# Objective
Would you set down every entry shown below, precisely as written?

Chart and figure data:
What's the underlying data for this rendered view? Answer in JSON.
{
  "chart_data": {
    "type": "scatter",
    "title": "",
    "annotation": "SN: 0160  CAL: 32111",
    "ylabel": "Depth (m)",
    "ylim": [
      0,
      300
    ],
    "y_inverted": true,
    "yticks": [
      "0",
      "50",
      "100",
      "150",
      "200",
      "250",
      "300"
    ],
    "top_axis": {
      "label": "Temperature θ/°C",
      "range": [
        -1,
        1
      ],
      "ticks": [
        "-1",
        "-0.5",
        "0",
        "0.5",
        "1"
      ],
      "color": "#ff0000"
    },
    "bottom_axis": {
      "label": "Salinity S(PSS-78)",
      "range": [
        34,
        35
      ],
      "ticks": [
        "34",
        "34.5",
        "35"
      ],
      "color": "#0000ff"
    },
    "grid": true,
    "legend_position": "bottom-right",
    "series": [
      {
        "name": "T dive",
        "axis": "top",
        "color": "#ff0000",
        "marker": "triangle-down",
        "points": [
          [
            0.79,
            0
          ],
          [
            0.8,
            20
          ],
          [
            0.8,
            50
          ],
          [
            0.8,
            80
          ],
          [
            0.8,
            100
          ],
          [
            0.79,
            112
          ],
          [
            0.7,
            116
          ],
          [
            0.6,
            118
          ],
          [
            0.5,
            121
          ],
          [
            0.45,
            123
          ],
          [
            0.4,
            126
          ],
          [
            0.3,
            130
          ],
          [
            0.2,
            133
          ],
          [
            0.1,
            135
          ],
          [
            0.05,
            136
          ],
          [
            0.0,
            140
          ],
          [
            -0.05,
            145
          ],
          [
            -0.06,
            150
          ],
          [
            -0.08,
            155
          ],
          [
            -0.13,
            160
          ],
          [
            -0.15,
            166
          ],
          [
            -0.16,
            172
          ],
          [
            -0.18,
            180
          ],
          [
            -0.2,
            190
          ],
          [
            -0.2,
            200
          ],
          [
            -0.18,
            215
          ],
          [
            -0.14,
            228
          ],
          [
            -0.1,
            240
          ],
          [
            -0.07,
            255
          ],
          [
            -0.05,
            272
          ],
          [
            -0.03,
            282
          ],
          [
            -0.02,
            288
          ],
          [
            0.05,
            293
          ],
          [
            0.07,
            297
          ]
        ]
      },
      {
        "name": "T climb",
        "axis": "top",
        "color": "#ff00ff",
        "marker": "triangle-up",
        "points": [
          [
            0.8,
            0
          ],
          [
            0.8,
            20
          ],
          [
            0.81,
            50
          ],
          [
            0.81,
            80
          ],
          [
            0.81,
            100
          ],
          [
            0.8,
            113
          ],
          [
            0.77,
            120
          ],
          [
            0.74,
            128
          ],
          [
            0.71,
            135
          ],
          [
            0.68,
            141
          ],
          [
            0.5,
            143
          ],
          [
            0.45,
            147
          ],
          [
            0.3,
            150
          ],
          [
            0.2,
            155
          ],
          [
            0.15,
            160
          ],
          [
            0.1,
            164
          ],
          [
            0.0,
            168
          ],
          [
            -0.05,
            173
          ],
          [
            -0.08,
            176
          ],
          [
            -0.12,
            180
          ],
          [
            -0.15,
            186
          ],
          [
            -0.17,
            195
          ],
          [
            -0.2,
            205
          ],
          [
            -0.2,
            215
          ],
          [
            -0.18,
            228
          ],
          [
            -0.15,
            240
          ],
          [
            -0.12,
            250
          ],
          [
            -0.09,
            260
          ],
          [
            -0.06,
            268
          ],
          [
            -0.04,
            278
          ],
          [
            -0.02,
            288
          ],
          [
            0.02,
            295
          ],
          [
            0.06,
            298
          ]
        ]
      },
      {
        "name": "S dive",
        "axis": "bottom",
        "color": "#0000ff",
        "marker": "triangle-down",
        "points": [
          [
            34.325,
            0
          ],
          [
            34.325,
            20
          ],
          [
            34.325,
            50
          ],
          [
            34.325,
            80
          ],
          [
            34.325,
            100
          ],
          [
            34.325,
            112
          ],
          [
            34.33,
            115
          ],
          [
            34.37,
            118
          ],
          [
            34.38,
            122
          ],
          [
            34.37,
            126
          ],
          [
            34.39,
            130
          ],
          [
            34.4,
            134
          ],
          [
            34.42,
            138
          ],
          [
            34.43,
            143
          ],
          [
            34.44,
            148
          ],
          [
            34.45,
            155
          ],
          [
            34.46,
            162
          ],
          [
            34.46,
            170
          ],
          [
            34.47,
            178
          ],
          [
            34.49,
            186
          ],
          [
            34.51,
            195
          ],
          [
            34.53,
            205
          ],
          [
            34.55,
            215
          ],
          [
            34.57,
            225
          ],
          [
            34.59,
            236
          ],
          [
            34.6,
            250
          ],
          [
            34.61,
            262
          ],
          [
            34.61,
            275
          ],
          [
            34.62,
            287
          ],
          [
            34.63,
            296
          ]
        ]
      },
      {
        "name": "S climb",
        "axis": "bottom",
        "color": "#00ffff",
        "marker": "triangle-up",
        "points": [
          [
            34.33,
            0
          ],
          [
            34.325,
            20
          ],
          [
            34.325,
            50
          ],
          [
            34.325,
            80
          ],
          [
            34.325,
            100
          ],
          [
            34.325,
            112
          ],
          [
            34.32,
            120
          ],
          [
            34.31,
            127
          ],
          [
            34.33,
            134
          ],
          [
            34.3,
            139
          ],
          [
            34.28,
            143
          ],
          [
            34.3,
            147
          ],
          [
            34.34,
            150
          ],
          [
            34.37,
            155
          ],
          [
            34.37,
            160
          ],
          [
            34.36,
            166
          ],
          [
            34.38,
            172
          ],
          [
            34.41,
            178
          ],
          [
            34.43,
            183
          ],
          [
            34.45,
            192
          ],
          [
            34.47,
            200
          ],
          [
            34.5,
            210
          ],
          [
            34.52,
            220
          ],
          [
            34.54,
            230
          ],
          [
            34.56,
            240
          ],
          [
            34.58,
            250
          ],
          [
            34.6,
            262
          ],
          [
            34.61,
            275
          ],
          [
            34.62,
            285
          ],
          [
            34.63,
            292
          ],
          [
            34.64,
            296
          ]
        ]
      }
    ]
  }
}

# Solution for this problem
What's the underlying data for this rendered view? Answer in JSON.
{
  "chart_data": {
    "type": "scatter",
    "title": "",
    "annotation": "SN: 0160  CAL: 32111",
    "ylabel": "Depth (m)",
    "ylim": [
      0,
      300
    ],
    "y_inverted": true,
    "yticks": [
      "0",
      "50",
      "100",
      "150",
      "200",
      "250",
      "300"
    ],
    "top_axis": {
      "label": "Temperature θ/°C",
      "range": [
        -1,
        1
      ],
      "ticks": [
        "-1",
        "-0.5",
        "0",
        "0.5",
        "1"
      ],
      "color": "#ff0000"
    },
    "bottom_axis": {
      "label": "Salinity S(PSS-78)",
      "range": [
        34,
        35
      ],
      "ticks": [
        "34",
        "34.5",
        "35"
      ],
      "color": "#0000ff"
    },
    "grid": true,
    "legend_position": "bottom-right",
    "series": [
      {
        "name": "T dive",
        "axis": "top",
        "color": "#ff0000",
        "marker": "triangle-down",
        "points": [
          [
            0.79,
            0
          ],
          [
            0.8,
            20
          ],
          [
            0.8,
            50
          ],
          [
            0.8,
            80
          ],
          [
            0.8,
            100
          ],
          [
            0.79,
            112
          ],
          [
            0.7,
            116
          ],
          [
            0.6,
            118
          ],
          [
            0.5,
            121
          ],
          [
            0.45,
            123
          ],
          [
            0.4,
            126
          ],
          [
            0.3,
            130
          ],
          [
            0.2,
            133
          ],
          [
            0.1,
            135
          ],
          [
            0.05,
            136
          ],
          [
            0.0,
            140
          ],
          [
            -0.05,
            145
          ],
          [
            -0.06,
            150
          ],
          [
            -0.08,
            155
          ],
          [
            -0.13,
            160
          ],
          [
            -0.15,
            166
          ],
          [
            -0.16,
            172
          ],
          [
            -0.18,
            180
          ],
          [
            -0.2,
            190
          ],
          [
            -0.2,
            200
          ],
          [
            -0.18,
            215
          ],
          [
            -0.14,
            228
          ],
          [
            -0.1,
            240
          ],
          [
            -0.07,
            255
          ],
          [
            -0.05,
            272
          ],
          [
            -0.03,
            282
          ],
          [
            -0.02,
            288
          ],
          [
            0.05,
            293
          ],
          [
            0.07,
            297
          ]
        ]
      },
      {
        "name": "T climb",
        "axis": "top",
        "color": "#ff00ff",
        "marker": "triangle-up",
        "points": [
          [
            0.8,
            0
          ],
          [
            0.8,
            20
          ],
          [
            0.81,
            50
          ],
          [
            0.81,
            80
          ],
          [
            0.81,
            100
          ],
          [
            0.8,
            113
          ],
          [
            0.77,
            120
          ],
          [
            0.74,
            128
          ],
          [
            0.71,
            135
          ],
          [
            0.68,
            141
          ],
          [
            0.5,
            143
          ],
          [
            0.45,
            147
          ],
          [
            0.3,
            150
          ],
          [
            0.2,
            155
          ],
          [
            0.15,
            160
          ],
          [
            0.1,
            164
          ],
          [
            0.0,
            168
          ],
          [
            -0.05,
            173
          ],
          [
            -0.08,
            176
          ],
          [
            -0.12,
            180
          ],
          [
            -0.15,
            186
          ],
          [
            -0.17,
            195
          ],
          [
            -0.2,
            205
          ],
          [
            -0.2,
            215
          ],
          [
            -0.18,
            228
          ],
          [
            -0.15,
            240
          ],
          [
            -0.12,
            250
          ],
          [
            -0.09,
            260
          ],
          [
            -0.06,
            268
          ],
          [
            -0.04,
            278
          ],
          [
            -0.02,
            288
          ],
          [
            0.02,
            295
          ],
          [
            0.06,
            298
          ]
        ]
      },
      {
        "name": "S dive",
        "axis": "bottom",
        "color": "#0000ff",
        "marker": "triangle-down",
        "points": [
          [
            34.325,
            0
          ],
          [
            34.325,
            20
          ],
          [
            34.325,
            50
          ],
          [
            34.325,
            80
          ],
          [
            34.325,
            100
          ],
          [
            34.325,
            112
          ],
          [
            34.33,
            115
          ],
          [
            34.37,
            118
          ],
          [
            34.38,
            122
          ],
          [
            34.37,
            126
          ],
          [
            34.39,
            130
          ],
          [
            34.4,
            134
          ],
          [
            34.42,
            138
          ],
          [
            34.43,
            143
          ],
          [
            34.44,
            148
          ],
          [
            34.45,
            155
          ],
          [
            34.46,
            162
          ],
          [
            34.46,
            170
          ],
          [
            34.47,
            178
          ],
          [
            34.49,
            186
          ],
          [
            34.51,
            195
          ],
          [
            34.53,
            205
          ],
          [
            34.55,
            215
          ],
          [
            34.57,
            225
          ],
          [
            34.59,
            236
          ],
          [
            34.6,
            250
          ],
          [
            34.61,
            262
          ],
          [
            34.61,
            275
          ],
          [
            34.62,
            287
          ],
          [
            34.63,
            296
          ]
        ]
      },
      {
        "name": "S climb",
        "axis": "bottom",
        "color": "#00ffff",
        "marker": "triangle-up",
        "points": [
          [
            34.33,
            0
          ],
          [
            34.325,
            20
          ],
          [
            34.325,
            50
          ],
          [
            34.325,
            80
          ],
          [
            34.325,
            100
          ],
          [
            34.325,
            112
          ],
          [
            34.32,
            120
          ],
          [
            34.31,
            127
          ],
          [
            34.33,
            134
          ],
          [
            34.3,
            139
          ],
          [
            34.28,
            143
          ],
          [
            34.3,
            147
          ],
          [
            34.34,
            150
          ],
          [
            34.37,
            155
          ],
          [
            34.37,
            160
          ],
          [
            34.36,
            166
          ],
          [
            34.38,
            172
          ],
          [
            34.41,
            178
          ],
          [
            34.43,
            183
          ],
          [
            34.45,
            192
          ],
          [
            34.47,
            200
          ],
          [
            34.5,
            210
          ],
          [
            34.52,
            220
          ],
          [
            34.54,
            230
          ],
          [
            34.56,
            240
          ],
          [
            34.58,
            250
          ],
          [
            34.6,
            262
          ],
          [
            34.61,
            275
          ],
          [
            34.62,
            285
          ],
          [
            34.63,
            292
          ],
          [
            34.64,
            296
          ]
        ]
      }
    ]
  }
}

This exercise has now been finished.